## start

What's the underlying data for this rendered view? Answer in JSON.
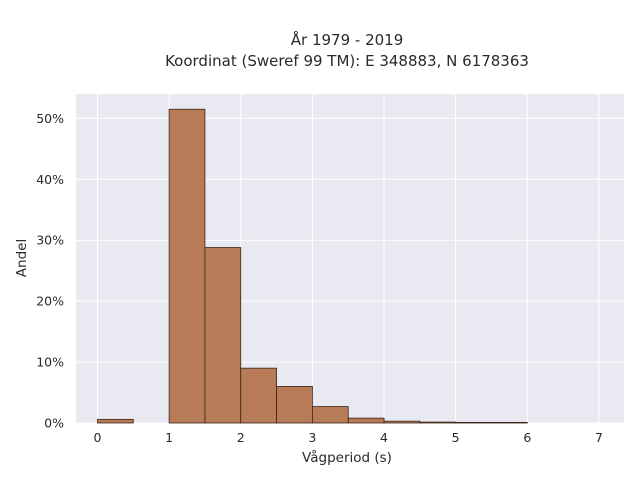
{
  "chart_data": {
    "type": "bar",
    "title_lines": [
      "År 1979 - 2019",
      "Koordinat (Sweref 99 TM): E 348883, N 6178363"
    ],
    "xlabel": "Vågperiod (s)",
    "ylabel": "Andel",
    "xlim": [
      -0.3,
      7.35
    ],
    "ylim": [
      0,
      54
    ],
    "xticks": [
      0,
      1,
      2,
      3,
      4,
      5,
      6,
      7
    ],
    "xtick_labels": [
      "0",
      "1",
      "2",
      "3",
      "4",
      "5",
      "6",
      "7"
    ],
    "yticks": [
      0,
      10,
      20,
      30,
      40,
      50
    ],
    "ytick_labels": [
      "0%",
      "10%",
      "20%",
      "30%",
      "40%",
      "50%"
    ],
    "grid": true,
    "bin_width": 0.5,
    "bins": [
      {
        "x0": 0.0,
        "value": 0.6
      },
      {
        "x0": 1.0,
        "value": 51.5
      },
      {
        "x0": 1.5,
        "value": 28.8
      },
      {
        "x0": 2.0,
        "value": 9.0
      },
      {
        "x0": 2.5,
        "value": 6.0
      },
      {
        "x0": 3.0,
        "value": 2.7
      },
      {
        "x0": 3.5,
        "value": 0.8
      },
      {
        "x0": 4.0,
        "value": 0.3
      },
      {
        "x0": 4.5,
        "value": 0.15
      },
      {
        "x0": 5.0,
        "value": 0.1
      },
      {
        "x0": 5.5,
        "value": 0.1
      }
    ],
    "colors": {
      "bar": "#b87b57",
      "bar_edge": "#3a2518",
      "plot_bg": "#e9e9f1",
      "grid": "#ffffff"
    }
  }
}
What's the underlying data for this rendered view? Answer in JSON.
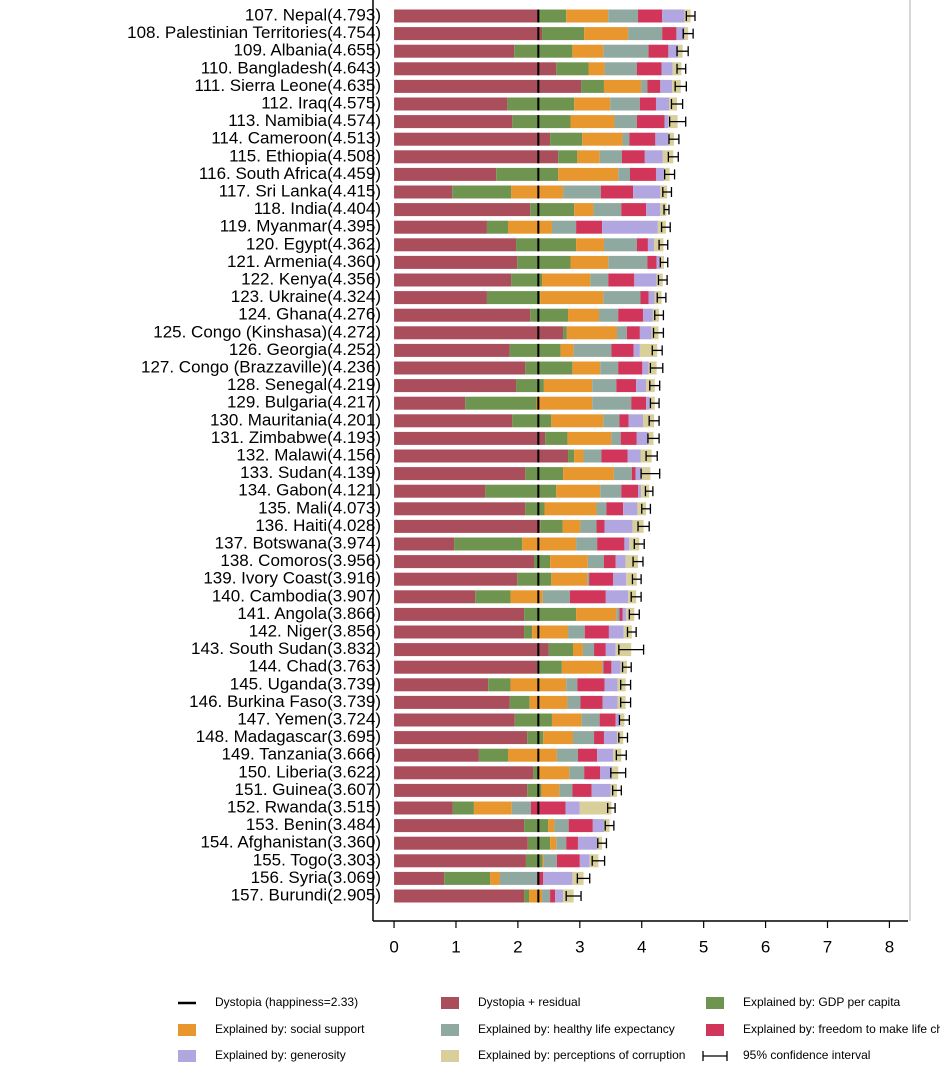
{
  "chart_data": {
    "type": "stacked_bar_horizontal",
    "categories": [
      "107. Nepal(4.793)",
      "108. Palestinian Territories(4.754)",
      "109. Albania(4.655)",
      "110. Bangladesh(4.643)",
      "111. Sierra Leone(4.635)",
      "112. Iraq(4.575)",
      "113. Namibia(4.574)",
      "114. Cameroon(4.513)",
      "115. Ethiopia(4.508)",
      "116. South Africa(4.459)",
      "117. Sri Lanka(4.415)",
      "118. India(4.404)",
      "119. Myanmar(4.395)",
      "120. Egypt(4.362)",
      "121. Armenia(4.360)",
      "122. Kenya(4.356)",
      "123. Ukraine(4.324)",
      "124. Ghana(4.276)",
      "125. Congo (Kinshasa)(4.272)",
      "126. Georgia(4.252)",
      "127. Congo (Brazzaville)(4.236)",
      "128. Senegal(4.219)",
      "129. Bulgaria(4.217)",
      "130. Mauritania(4.201)",
      "131. Zimbabwe(4.193)",
      "132. Malawi(4.156)",
      "133. Sudan(4.139)",
      "134. Gabon(4.121)",
      "135. Mali(4.073)",
      "136. Haiti(4.028)",
      "137. Botswana(3.974)",
      "138. Comoros(3.956)",
      "139. Ivory Coast(3.916)",
      "140. Cambodia(3.907)",
      "141. Angola(3.866)",
      "142. Niger(3.856)",
      "143. South Sudan(3.832)",
      "144. Chad(3.763)",
      "145. Uganda(3.739)",
      "146. Burkina Faso(3.739)",
      "147. Yemen(3.724)",
      "148. Madagascar(3.695)",
      "149. Tanzania(3.666)",
      "150. Liberia(3.622)",
      "151. Guinea(3.607)",
      "152. Rwanda(3.515)",
      "153. Benin(3.484)",
      "154. Afghanistan(3.360)",
      "155. Togo(3.303)",
      "156. Syria(3.069)",
      "157. Burundi(2.905)"
    ],
    "series": [
      {
        "name": "Dystopia + residual",
        "color": "#ab4e5b",
        "values": [
          2.33,
          2.39,
          1.94,
          2.62,
          3.02,
          1.83,
          1.91,
          2.52,
          2.65,
          1.65,
          0.94,
          2.2,
          1.5,
          1.97,
          1.99,
          1.89,
          1.5,
          2.2,
          2.73,
          1.87,
          2.12,
          1.97,
          1.15,
          1.91,
          2.44,
          2.81,
          2.12,
          1.47,
          2.12,
          2.36,
          0.97,
          2.26,
          1.99,
          1.31,
          2.1,
          2.1,
          2.5,
          2.31,
          1.52,
          1.87,
          1.95,
          2.15,
          1.37,
          2.25,
          2.15,
          0.95,
          2.1,
          2.16,
          2.13,
          0.81,
          2.1
        ]
      },
      {
        "name": "Explained by: GDP per capita",
        "color": "#6f9450",
        "values": [
          0.45,
          0.68,
          0.94,
          0.52,
          0.37,
          1.08,
          0.94,
          0.52,
          0.31,
          1.0,
          0.95,
          0.71,
          0.34,
          0.97,
          0.86,
          0.5,
          0.86,
          0.61,
          0.06,
          0.82,
          0.76,
          0.45,
          1.15,
          0.63,
          0.36,
          0.1,
          0.61,
          1.15,
          0.31,
          0.36,
          1.1,
          0.26,
          0.55,
          0.57,
          0.84,
          0.13,
          0.39,
          0.4,
          0.36,
          0.32,
          0.6,
          0.26,
          0.47,
          0.08,
          0.23,
          0.34,
          0.39,
          0.36,
          0.27,
          0.74,
          0.08
        ]
      },
      {
        "name": "Explained by: social support",
        "color": "#e8962e",
        "values": [
          0.68,
          0.71,
          0.5,
          0.26,
          0.6,
          0.58,
          0.71,
          0.65,
          0.36,
          0.97,
          0.84,
          0.31,
          0.71,
          0.45,
          0.61,
          0.78,
          1.02,
          0.5,
          0.81,
          0.21,
          0.45,
          0.78,
          0.9,
          0.84,
          0.71,
          0.15,
          0.82,
          0.71,
          0.84,
          0.29,
          0.87,
          0.61,
          0.58,
          0.52,
          0.65,
          0.58,
          0.16,
          0.65,
          0.9,
          0.61,
          0.48,
          0.48,
          0.79,
          0.5,
          0.29,
          0.61,
          0.1,
          0.1,
          0.02,
          0.16,
          0.21
        ]
      },
      {
        "name": "Explained by: healthy life expectancy",
        "color": "#8fa8a0",
        "values": [
          0.48,
          0.55,
          0.73,
          0.52,
          0.1,
          0.48,
          0.36,
          0.11,
          0.36,
          0.19,
          0.61,
          0.45,
          0.39,
          0.53,
          0.63,
          0.29,
          0.6,
          0.31,
          0.16,
          0.61,
          0.29,
          0.39,
          0.63,
          0.26,
          0.15,
          0.29,
          0.29,
          0.34,
          0.16,
          0.26,
          0.34,
          0.26,
          0.03,
          0.44,
          0.05,
          0.27,
          0.18,
          0.02,
          0.18,
          0.21,
          0.29,
          0.34,
          0.34,
          0.24,
          0.21,
          0.31,
          0.23,
          0.16,
          0.21,
          0.6,
          0.13
        ]
      },
      {
        "name": "Explained by: freedom to make life choices",
        "color": "#d1365a",
        "values": [
          0.39,
          0.23,
          0.32,
          0.4,
          0.21,
          0.26,
          0.45,
          0.42,
          0.37,
          0.42,
          0.52,
          0.4,
          0.42,
          0.18,
          0.15,
          0.42,
          0.13,
          0.4,
          0.21,
          0.36,
          0.39,
          0.32,
          0.24,
          0.15,
          0.26,
          0.42,
          0.06,
          0.27,
          0.27,
          0.13,
          0.44,
          0.19,
          0.39,
          0.58,
          0.05,
          0.39,
          0.19,
          0.13,
          0.44,
          0.36,
          0.26,
          0.16,
          0.31,
          0.26,
          0.31,
          0.56,
          0.39,
          0.19,
          0.37,
          0.1,
          0.08
        ]
      },
      {
        "name": "Explained by: generosity",
        "color": "#b1a6e0",
        "values": [
          0.36,
          0.13,
          0.16,
          0.18,
          0.19,
          0.21,
          0.06,
          0.21,
          0.29,
          0.13,
          0.44,
          0.23,
          0.9,
          0.1,
          0.06,
          0.36,
          0.1,
          0.16,
          0.19,
          0.1,
          0.1,
          0.16,
          0.06,
          0.23,
          0.18,
          0.21,
          0.1,
          0.05,
          0.23,
          0.45,
          0.08,
          0.16,
          0.21,
          0.36,
          0.06,
          0.24,
          0.16,
          0.15,
          0.21,
          0.24,
          0.06,
          0.21,
          0.26,
          0.19,
          0.31,
          0.23,
          0.18,
          0.31,
          0.16,
          0.47,
          0.13
        ]
      },
      {
        "name": "Explained by: perceptions of corruption",
        "color": "#d8cf9a",
        "values": [
          0.1,
          0.06,
          0.07,
          0.14,
          0.14,
          0.13,
          0.15,
          0.09,
          0.17,
          0.09,
          0.11,
          0.1,
          0.13,
          0.15,
          0.06,
          0.1,
          0.11,
          0.1,
          0.11,
          0.28,
          0.13,
          0.14,
          0.08,
          0.18,
          0.09,
          0.18,
          0.14,
          0.13,
          0.14,
          0.18,
          0.16,
          0.2,
          0.17,
          0.13,
          0.13,
          0.13,
          0.25,
          0.1,
          0.13,
          0.13,
          0.08,
          0.1,
          0.13,
          0.1,
          0.1,
          0.51,
          0.09,
          0.08,
          0.14,
          0.18,
          0.17
        ]
      }
    ],
    "dystopia": {
      "name": "Dystopia (happiness=2.33)",
      "value": 2.33,
      "color": "#000000"
    },
    "errors": [
      0.07,
      0.08,
      0.09,
      0.07,
      0.09,
      0.09,
      0.13,
      0.08,
      0.08,
      0.08,
      0.07,
      0.04,
      0.07,
      0.07,
      0.06,
      0.07,
      0.07,
      0.07,
      0.08,
      0.08,
      0.1,
      0.08,
      0.07,
      0.08,
      0.09,
      0.09,
      0.15,
      0.06,
      0.07,
      0.09,
      0.08,
      0.08,
      0.07,
      0.08,
      0.08,
      0.07,
      0.2,
      0.07,
      0.08,
      0.08,
      0.08,
      0.07,
      0.08,
      0.12,
      0.07,
      0.06,
      0.07,
      0.07,
      0.1,
      0.1,
      0.12
    ],
    "error_name": "95% confidence interval",
    "xlim": [
      -0.34,
      8.3
    ],
    "xticks": [
      0,
      1,
      2,
      3,
      4,
      5,
      6,
      7,
      8
    ],
    "legend": "bottom"
  }
}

## end

TASK GOAL: Your task is to pick out every line with the string "Congo" and copy it.

EXPECTED OUTPUT:
      "125. Congo (Kinshasa)(4.272)",
      "127. Congo (Brazzaville)(4.236)",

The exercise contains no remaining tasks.